Entries taken from a collection:
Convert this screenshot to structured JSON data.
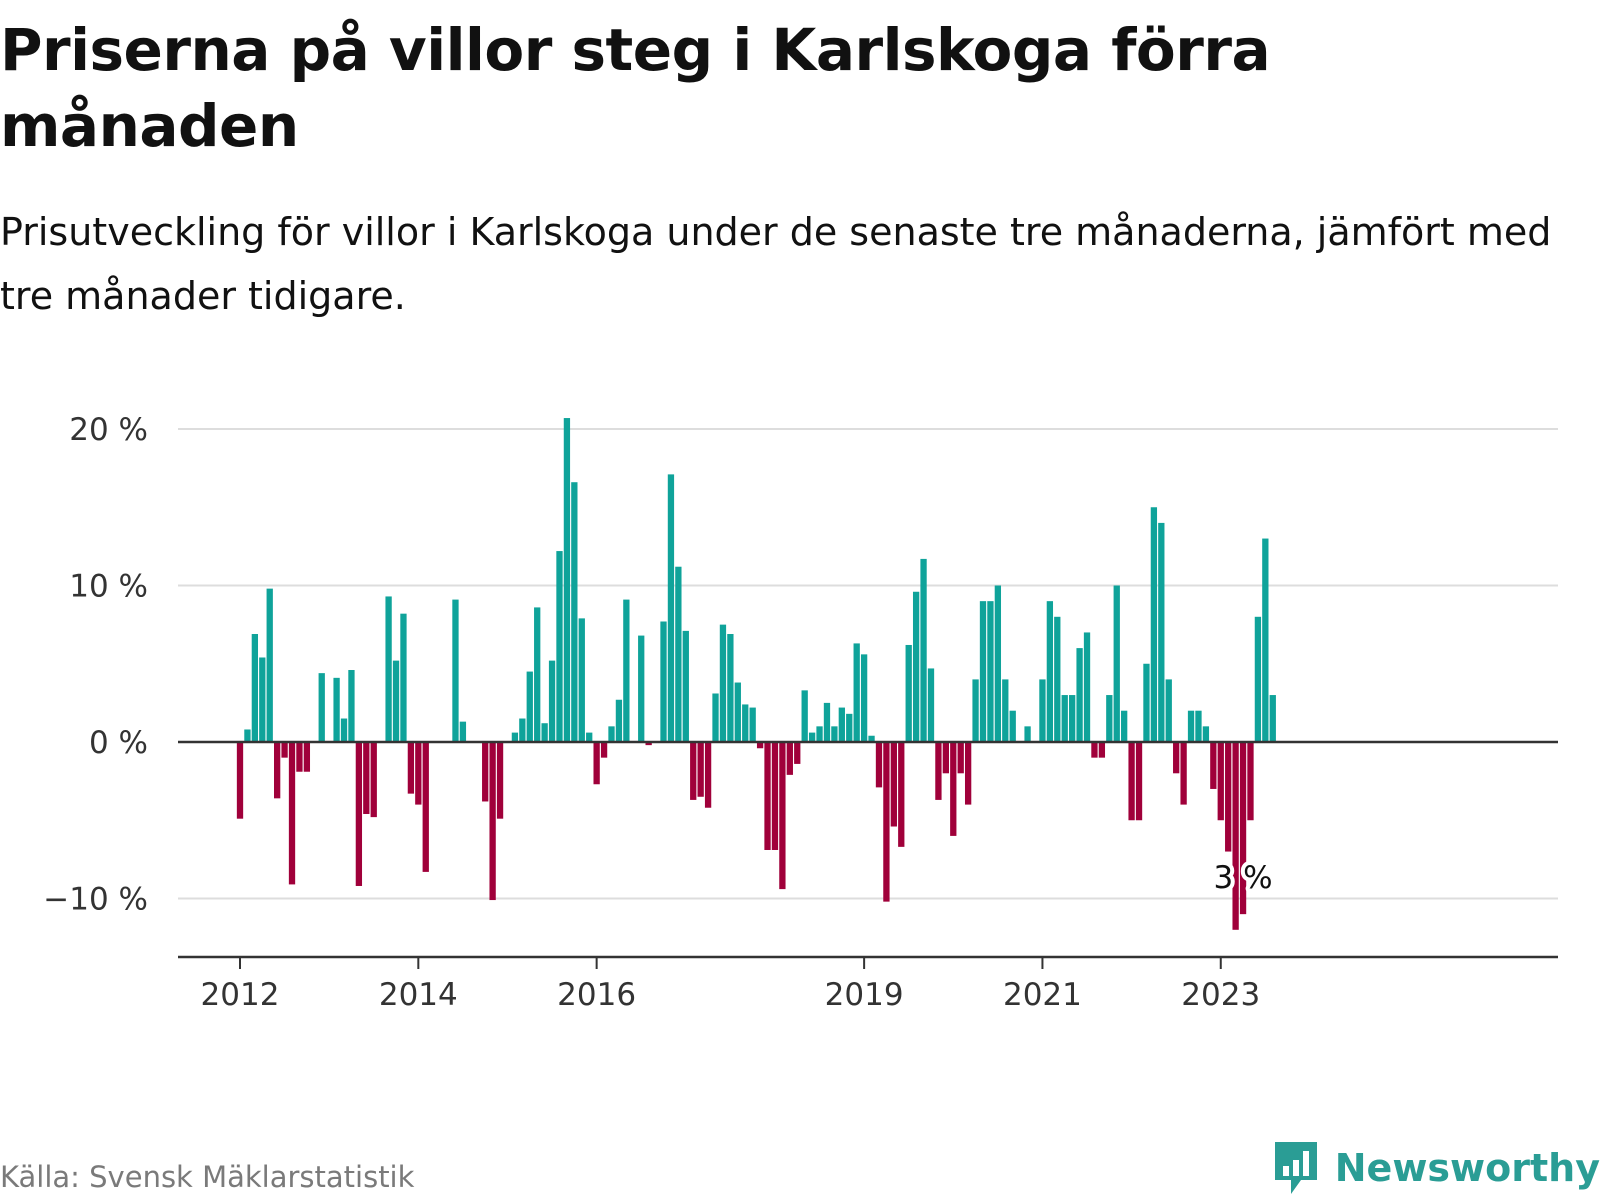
{
  "title": "Priserna på villor steg i Karlskoga förra månaden",
  "subtitle": "Prisutveckling för villor i Karlskoga under de senaste tre månaderna, jämfört med tre månader tidigare.",
  "source": "Källa: Svensk Mäklarstatistik",
  "brand": "Newsworthy",
  "colors": {
    "positive": "#0fa39a",
    "negative": "#a0003a",
    "grid": "#dddddd",
    "axis": "#333333",
    "brand": "#2a9d95"
  },
  "chart_data": {
    "type": "bar",
    "title": "Priserna på villor steg i Karlskoga förra månaden",
    "xlabel": "",
    "ylabel": "",
    "ylim": [
      -13.5,
      22
    ],
    "grid": true,
    "legend": "none",
    "y_ticks": [
      {
        "value": 20,
        "label": "20 %"
      },
      {
        "value": 10,
        "label": "10 %"
      },
      {
        "value": 0,
        "label": "0 %"
      },
      {
        "value": -10,
        "label": "−10 %"
      }
    ],
    "x_ticks": [
      {
        "month": "2012-01",
        "label": "2012"
      },
      {
        "month": "2014-01",
        "label": "2014"
      },
      {
        "month": "2016-01",
        "label": "2016"
      },
      {
        "month": "2019-01",
        "label": "2019"
      },
      {
        "month": "2021-01",
        "label": "2021"
      },
      {
        "month": "2023-01",
        "label": "2023"
      }
    ],
    "annotation": {
      "month": "2023-04",
      "label": "3 %"
    },
    "series": [
      {
        "start_month": "2012-01",
        "values": [
          -4.9,
          0.8,
          6.9,
          5.4,
          9.8,
          -3.6,
          -1.0,
          -9.1,
          -1.9,
          -1.9,
          0,
          4.4,
          0,
          4.1,
          1.5,
          4.6,
          -9.2,
          -4.6,
          -4.8,
          0,
          9.3,
          5.2,
          8.2,
          -3.3,
          -4.0,
          -8.3,
          0,
          0,
          0,
          9.1,
          1.3,
          0,
          0,
          -3.8,
          -10.1,
          -4.9,
          0,
          0.6,
          1.5,
          4.5,
          8.6,
          1.2,
          5.2,
          12.2,
          20.7,
          16.6,
          7.9,
          0.6,
          -2.7,
          -1.0,
          1.0,
          2.7,
          9.1,
          0,
          6.8,
          -0.2,
          0,
          7.7,
          17.1,
          11.2,
          7.1,
          -3.7,
          -3.5,
          -4.2,
          3.1,
          7.5,
          6.9,
          3.8,
          2.4,
          2.2,
          -0.4,
          -6.9,
          -6.9,
          -9.4,
          -2.1,
          -1.4,
          3.3,
          0.6,
          1.0,
          2.5,
          1.0,
          2.2,
          1.8,
          6.3,
          5.6,
          0.4,
          -2.9,
          -10.2,
          -5.4,
          -6.7,
          6.2,
          9.6,
          11.7,
          4.7,
          -3.7,
          -2.0,
          -6.0,
          -2.0,
          -4.0,
          4.0,
          9.0,
          9.0,
          10.0,
          4.0,
          2.0,
          0,
          1.0,
          0,
          4.0,
          9.0,
          8.0,
          3.0,
          3.0,
          6.0,
          7.0,
          -1.0,
          -1.0,
          3.0,
          10.0,
          2.0,
          -5.0,
          -5.0,
          5.0,
          15.0,
          14.0,
          4.0,
          -2.0,
          -4.0,
          2.0,
          2.0,
          1.0,
          -3.0,
          -5.0,
          -7.0,
          -12.0,
          -11.0,
          -5.0,
          8.0,
          13.0,
          3.0
        ]
      }
    ]
  }
}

**INSTRUCTIONS TO FOLLOW**
Copy out every line of the listing that contains the string "Priserna".

**WORKED SOLUTION**
  "title": "Priserna på villor steg i Karlskoga förra månaden",
    "title": "Priserna på villor steg i Karlskoga förra månaden",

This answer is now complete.